• **EXERCISE GOAL**
Pick out the lines containing "TSAG".

(Dataset entries)
+--
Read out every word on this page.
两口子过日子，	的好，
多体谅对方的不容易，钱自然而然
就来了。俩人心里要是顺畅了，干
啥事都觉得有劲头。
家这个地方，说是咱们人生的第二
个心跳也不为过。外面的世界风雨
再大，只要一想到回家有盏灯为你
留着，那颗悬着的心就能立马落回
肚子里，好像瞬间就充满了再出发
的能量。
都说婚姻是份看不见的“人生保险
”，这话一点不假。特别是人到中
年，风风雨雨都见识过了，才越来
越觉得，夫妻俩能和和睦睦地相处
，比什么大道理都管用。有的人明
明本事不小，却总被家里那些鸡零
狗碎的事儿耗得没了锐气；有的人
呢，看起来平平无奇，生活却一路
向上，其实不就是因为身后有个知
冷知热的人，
+--
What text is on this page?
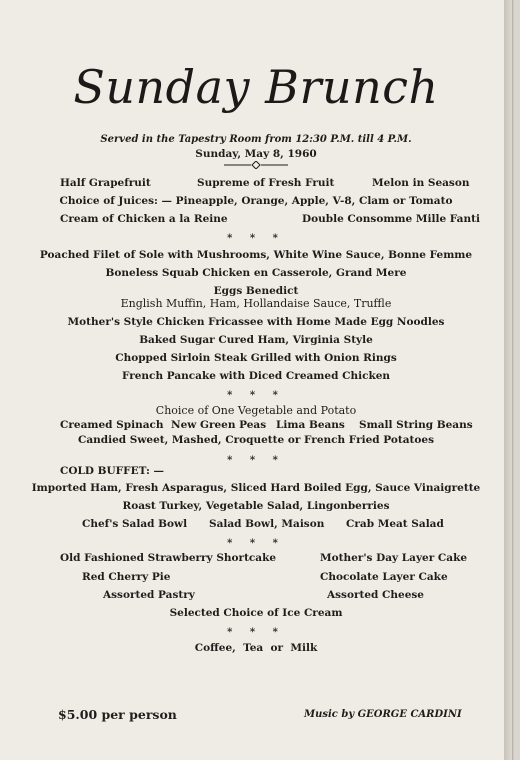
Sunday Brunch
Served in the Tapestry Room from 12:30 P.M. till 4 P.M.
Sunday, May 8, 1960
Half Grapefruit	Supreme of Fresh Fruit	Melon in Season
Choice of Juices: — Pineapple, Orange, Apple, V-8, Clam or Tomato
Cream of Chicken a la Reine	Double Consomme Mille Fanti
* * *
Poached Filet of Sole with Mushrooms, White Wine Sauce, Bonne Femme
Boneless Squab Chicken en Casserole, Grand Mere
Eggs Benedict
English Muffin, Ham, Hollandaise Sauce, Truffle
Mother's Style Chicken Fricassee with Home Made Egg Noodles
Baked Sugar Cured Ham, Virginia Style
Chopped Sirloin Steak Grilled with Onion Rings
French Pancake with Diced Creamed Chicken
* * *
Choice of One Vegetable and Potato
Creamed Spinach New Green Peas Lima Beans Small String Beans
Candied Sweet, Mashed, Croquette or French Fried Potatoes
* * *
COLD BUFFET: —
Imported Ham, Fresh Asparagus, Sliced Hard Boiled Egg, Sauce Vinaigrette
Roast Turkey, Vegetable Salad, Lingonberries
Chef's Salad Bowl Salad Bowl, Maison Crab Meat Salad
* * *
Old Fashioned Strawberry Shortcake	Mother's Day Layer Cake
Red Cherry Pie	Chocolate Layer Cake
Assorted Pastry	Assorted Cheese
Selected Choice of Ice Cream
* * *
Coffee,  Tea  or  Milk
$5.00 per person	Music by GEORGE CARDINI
+--
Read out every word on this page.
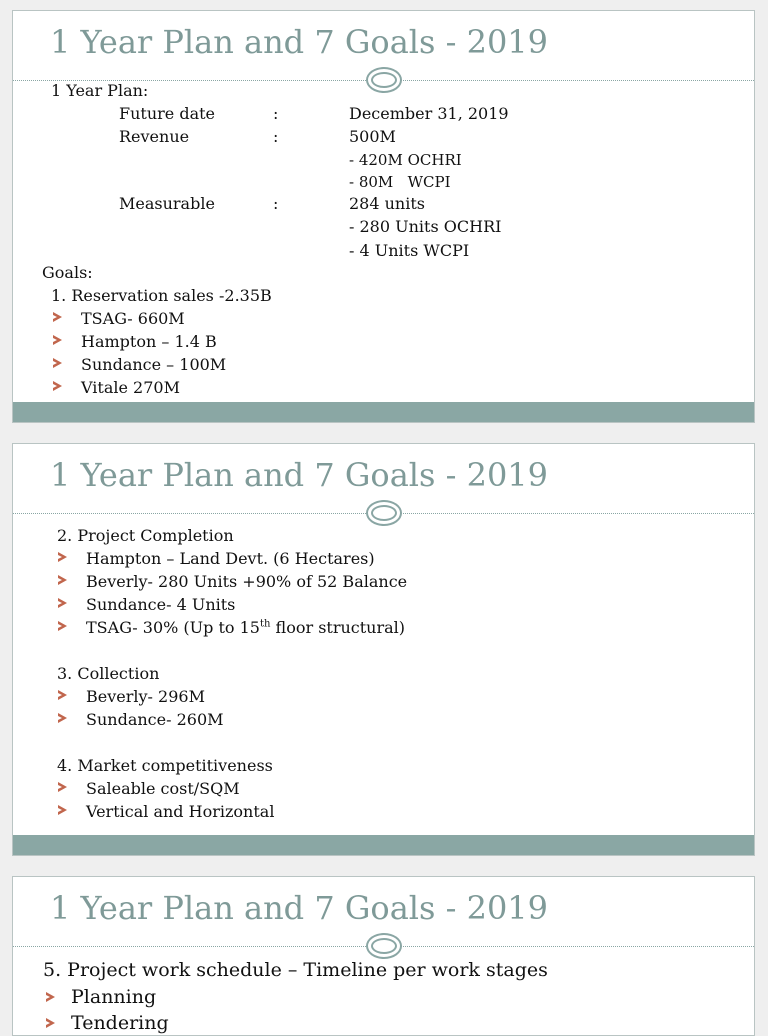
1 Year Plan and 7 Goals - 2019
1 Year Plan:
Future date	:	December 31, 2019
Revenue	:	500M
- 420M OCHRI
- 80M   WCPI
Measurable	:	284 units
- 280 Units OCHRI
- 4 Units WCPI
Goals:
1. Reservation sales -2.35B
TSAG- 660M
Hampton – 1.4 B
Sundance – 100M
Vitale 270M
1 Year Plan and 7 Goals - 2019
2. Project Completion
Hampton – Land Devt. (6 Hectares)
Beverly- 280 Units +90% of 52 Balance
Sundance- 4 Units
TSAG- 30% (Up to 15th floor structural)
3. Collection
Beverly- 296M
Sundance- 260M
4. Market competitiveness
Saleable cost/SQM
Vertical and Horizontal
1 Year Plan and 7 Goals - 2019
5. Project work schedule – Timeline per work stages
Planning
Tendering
+--
• **RESULT**
TSAG- 660M
TSAG- 30% (Up to 15th floor structural)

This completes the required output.